(Items listed in a dataset)

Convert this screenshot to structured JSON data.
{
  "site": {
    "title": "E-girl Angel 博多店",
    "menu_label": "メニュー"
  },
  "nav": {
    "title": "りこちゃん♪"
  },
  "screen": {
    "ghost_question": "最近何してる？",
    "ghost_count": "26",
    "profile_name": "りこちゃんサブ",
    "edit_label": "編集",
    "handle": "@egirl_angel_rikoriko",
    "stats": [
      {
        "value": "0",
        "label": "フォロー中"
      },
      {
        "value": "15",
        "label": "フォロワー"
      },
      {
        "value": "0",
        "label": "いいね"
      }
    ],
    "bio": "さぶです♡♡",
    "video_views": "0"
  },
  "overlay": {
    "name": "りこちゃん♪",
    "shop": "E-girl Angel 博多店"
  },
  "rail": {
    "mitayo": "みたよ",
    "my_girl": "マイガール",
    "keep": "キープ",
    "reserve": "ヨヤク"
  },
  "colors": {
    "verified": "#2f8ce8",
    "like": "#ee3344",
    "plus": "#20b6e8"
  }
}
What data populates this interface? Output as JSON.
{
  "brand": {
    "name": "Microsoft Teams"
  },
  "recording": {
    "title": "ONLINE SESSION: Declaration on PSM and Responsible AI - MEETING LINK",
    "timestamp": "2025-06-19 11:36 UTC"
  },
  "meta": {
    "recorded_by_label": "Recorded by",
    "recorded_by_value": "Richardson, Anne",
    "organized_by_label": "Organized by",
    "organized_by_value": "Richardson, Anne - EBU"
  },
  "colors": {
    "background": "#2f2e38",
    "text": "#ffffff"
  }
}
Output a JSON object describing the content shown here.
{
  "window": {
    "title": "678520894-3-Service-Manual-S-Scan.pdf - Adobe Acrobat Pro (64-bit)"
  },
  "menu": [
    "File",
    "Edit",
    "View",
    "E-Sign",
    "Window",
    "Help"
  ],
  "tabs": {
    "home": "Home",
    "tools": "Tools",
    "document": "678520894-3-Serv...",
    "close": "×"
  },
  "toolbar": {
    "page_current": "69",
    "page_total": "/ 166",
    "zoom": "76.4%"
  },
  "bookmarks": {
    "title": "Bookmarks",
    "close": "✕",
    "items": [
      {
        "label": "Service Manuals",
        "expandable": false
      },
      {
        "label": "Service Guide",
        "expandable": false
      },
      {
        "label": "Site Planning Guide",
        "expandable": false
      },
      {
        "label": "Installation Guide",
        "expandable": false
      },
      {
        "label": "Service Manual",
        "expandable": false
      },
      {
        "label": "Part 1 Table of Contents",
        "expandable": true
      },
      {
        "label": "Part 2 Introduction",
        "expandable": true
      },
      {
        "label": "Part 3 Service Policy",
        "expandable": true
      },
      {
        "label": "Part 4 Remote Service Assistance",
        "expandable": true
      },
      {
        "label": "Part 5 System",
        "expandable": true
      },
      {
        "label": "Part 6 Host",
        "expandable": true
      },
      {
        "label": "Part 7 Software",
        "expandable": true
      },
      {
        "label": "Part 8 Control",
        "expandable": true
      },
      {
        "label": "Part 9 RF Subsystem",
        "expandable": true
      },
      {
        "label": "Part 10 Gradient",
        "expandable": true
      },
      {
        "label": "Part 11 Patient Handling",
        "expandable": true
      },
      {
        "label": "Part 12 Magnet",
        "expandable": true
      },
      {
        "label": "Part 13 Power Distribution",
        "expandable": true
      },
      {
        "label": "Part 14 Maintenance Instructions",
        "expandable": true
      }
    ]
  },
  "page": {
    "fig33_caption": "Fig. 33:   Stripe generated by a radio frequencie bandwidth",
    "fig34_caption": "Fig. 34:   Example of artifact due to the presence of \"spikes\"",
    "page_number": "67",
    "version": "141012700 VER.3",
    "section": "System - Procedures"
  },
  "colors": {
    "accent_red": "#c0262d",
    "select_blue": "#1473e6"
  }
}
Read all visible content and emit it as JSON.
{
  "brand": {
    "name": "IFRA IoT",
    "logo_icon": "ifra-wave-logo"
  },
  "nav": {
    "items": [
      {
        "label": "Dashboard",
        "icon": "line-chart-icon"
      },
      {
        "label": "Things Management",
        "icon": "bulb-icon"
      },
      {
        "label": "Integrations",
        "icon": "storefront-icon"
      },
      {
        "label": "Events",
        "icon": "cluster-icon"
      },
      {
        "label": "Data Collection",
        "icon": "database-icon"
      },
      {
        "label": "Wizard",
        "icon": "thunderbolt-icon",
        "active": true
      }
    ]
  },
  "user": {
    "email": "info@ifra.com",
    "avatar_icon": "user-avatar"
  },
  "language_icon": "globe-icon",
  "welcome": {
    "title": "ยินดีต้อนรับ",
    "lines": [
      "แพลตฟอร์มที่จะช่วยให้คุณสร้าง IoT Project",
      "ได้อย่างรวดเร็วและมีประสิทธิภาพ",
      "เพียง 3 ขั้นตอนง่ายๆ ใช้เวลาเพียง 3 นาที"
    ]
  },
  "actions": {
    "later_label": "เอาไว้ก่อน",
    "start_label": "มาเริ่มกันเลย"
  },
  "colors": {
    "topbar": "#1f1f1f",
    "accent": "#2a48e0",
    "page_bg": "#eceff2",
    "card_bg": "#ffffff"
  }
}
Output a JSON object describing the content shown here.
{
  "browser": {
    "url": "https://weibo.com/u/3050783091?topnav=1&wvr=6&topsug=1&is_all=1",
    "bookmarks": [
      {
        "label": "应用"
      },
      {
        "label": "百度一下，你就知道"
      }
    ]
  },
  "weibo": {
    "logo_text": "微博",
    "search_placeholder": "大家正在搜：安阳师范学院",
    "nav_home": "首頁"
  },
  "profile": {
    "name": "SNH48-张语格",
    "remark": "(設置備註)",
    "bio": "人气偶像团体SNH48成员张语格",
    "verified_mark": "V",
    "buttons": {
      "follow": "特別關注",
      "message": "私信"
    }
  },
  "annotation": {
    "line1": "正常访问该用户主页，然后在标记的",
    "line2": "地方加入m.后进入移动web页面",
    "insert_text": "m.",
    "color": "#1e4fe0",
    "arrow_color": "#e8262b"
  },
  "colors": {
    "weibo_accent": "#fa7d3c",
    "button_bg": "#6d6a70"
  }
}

→ Problem statement: Each entry above is to be printed again exactly.

→ Output:
Convert this screenshot to structured JSON data.
{
  "site": {
    "title": "E-girl Angel 博多店",
    "menu_label": "メニュー"
  },
  "nav": {
    "title": "りこちゃん♪"
  },
  "screen": {
    "ghost_question": "最近何してる？",
    "ghost_count": "26",
    "profile_name": "りこちゃんサブ",
    "edit_label": "編集",
    "handle": "@egirl_angel_rikoriko",
    "stats": [
      {
        "value": "0",
        "label": "フォロー中"
      },
      {
        "value": "15",
        "label": "フォロワー"
      },
      {
        "value": "0",
        "label": "いいね"
      }
    ],
    "bio": "さぶです♡♡",
    "video_views": "0"
  },
  "overlay": {
    "name": "りこちゃん♪",
    "shop": "E-girl Angel 博多店"
  },
  "rail": {
    "mitayo": "みたよ",
    "my_girl": "マイガール",
    "keep": "キープ",
    "reserve": "ヨヤク"
  },
  "colors": {
    "verified": "#2f8ce8",
    "like": "#ee3344",
    "plus": "#20b6e8"
  }
}
What data populates this interface? Output as JSON.
{
  "brand": {
    "name": "Microsoft Teams"
  },
  "recording": {
    "title": "ONLINE SESSION: Declaration on PSM and Responsible AI - MEETING LINK",
    "timestamp": "2025-06-19 11:36 UTC"
  },
  "meta": {
    "recorded_by_label": "Recorded by",
    "recorded_by_value": "Richardson, Anne",
    "organized_by_label": "Organized by",
    "organized_by_value": "Richardson, Anne - EBU"
  },
  "colors": {
    "background": "#2f2e38",
    "text": "#ffffff"
  }
}
Output a JSON object describing the content shown here.
{
  "window": {
    "title": "678520894-3-Service-Manual-S-Scan.pdf - Adobe Acrobat Pro (64-bit)"
  },
  "menu": [
    "File",
    "Edit",
    "View",
    "E-Sign",
    "Window",
    "Help"
  ],
  "tabs": {
    "home": "Home",
    "tools": "Tools",
    "document": "678520894-3-Serv...",
    "close": "×"
  },
  "toolbar": {
    "page_current": "69",
    "page_total": "/ 166",
    "zoom": "76.4%"
  },
  "bookmarks": {
    "title": "Bookmarks",
    "close": "✕",
    "items": [
      {
        "label": "Service Manuals",
        "expandable": false
      },
      {
        "label": "Service Guide",
        "expandable": false
      },
      {
        "label": "Site Planning Guide",
        "expandable": false
      },
      {
        "label": "Installation Guide",
        "expandable": false
      },
      {
        "label": "Service Manual",
        "expandable": false
      },
      {
        "label": "Part 1 Table of Contents",
        "expandable": true
      },
      {
        "label": "Part 2 Introduction",
        "expandable": true
      },
      {
        "label": "Part 3 Service Policy",
        "expandable": true
      },
      {
        "label": "Part 4 Remote Service Assistance",
        "expandable": true
      },
      {
        "label": "Part 5 System",
        "expandable": true
      },
      {
        "label": "Part 6 Host",
        "expandable": true
      },
      {
        "label": "Part 7 Software",
        "expandable": true
      },
      {
        "label": "Part 8 Control",
        "expandable": true
      },
      {
        "label": "Part 9 RF Subsystem",
        "expandable": true
      },
      {
        "label": "Part 10 Gradient",
        "expandable": true
      },
      {
        "label": "Part 11 Patient Handling",
        "expandable": true
      },
      {
        "label": "Part 12 Magnet",
        "expandable": true
      },
      {
        "label": "Part 13 Power Distribution",
        "expandable": true
      },
      {
        "label": "Part 14 Maintenance Instructions",
        "expandable": true
      }
    ]
  },
  "page": {
    "fig33_caption": "Fig. 33:   Stripe generated by a radio frequencie bandwidth",
    "fig34_caption": "Fig. 34:   Example of artifact due to the presence of \"spikes\"",
    "page_number": "67",
    "version": "141012700 VER.3",
    "section": "System - Procedures"
  },
  "colors": {
    "accent_red": "#c0262d",
    "select_blue": "#1473e6"
  }
}
Read all visible content and emit it as JSON.
{
  "brand": {
    "name": "IFRA IoT",
    "logo_icon": "ifra-wave-logo"
  },
  "nav": {
    "items": [
      {
        "label": "Dashboard",
        "icon": "line-chart-icon"
      },
      {
        "label": "Things Management",
        "icon": "bulb-icon"
      },
      {
        "label": "Integrations",
        "icon": "storefront-icon"
      },
      {
        "label": "Events",
        "icon": "cluster-icon"
      },
      {
        "label": "Data Collection",
        "icon": "database-icon"
      },
      {
        "label": "Wizard",
        "icon": "thunderbolt-icon",
        "active": true
      }
    ]
  },
  "user": {
    "email": "info@ifra.com",
    "avatar_icon": "user-avatar"
  },
  "language_icon": "globe-icon",
  "welcome": {
    "title": "ยินดีต้อนรับ",
    "lines": [
      "แพลตฟอร์มที่จะช่วยให้คุณสร้าง IoT Project",
      "ได้อย่างรวดเร็วและมีประสิทธิภาพ",
      "เพียง 3 ขั้นตอนง่ายๆ ใช้เวลาเพียง 3 นาที"
    ]
  },
  "actions": {
    "later_label": "เอาไว้ก่อน",
    "start_label": "มาเริ่มกันเลย"
  },
  "colors": {
    "topbar": "#1f1f1f",
    "accent": "#2a48e0",
    "page_bg": "#eceff2",
    "card_bg": "#ffffff"
  }
}
Output a JSON object describing the content shown here.
{
  "browser": {
    "url": "https://weibo.com/u/3050783091?topnav=1&wvr=6&topsug=1&is_all=1",
    "bookmarks": [
      {
        "label": "应用"
      },
      {
        "label": "百度一下，你就知道"
      }
    ]
  },
  "weibo": {
    "logo_text": "微博",
    "search_placeholder": "大家正在搜：安阳师范学院",
    "nav_home": "首頁"
  },
  "profile": {
    "name": "SNH48-张语格",
    "remark": "(設置備註)",
    "bio": "人气偶像团体SNH48成员张语格",
    "verified_mark": "V",
    "buttons": {
      "follow": "特別關注",
      "message": "私信"
    }
  },
  "annotation": {
    "line1": "正常访问该用户主页，然后在标记的",
    "line2": "地方加入m.后进入移动web页面",
    "insert_text": "m.",
    "color": "#1e4fe0",
    "arrow_color": "#e8262b"
  },
  "colors": {
    "weibo_accent": "#fa7d3c",
    "button_bg": "#6d6a70"
  }
}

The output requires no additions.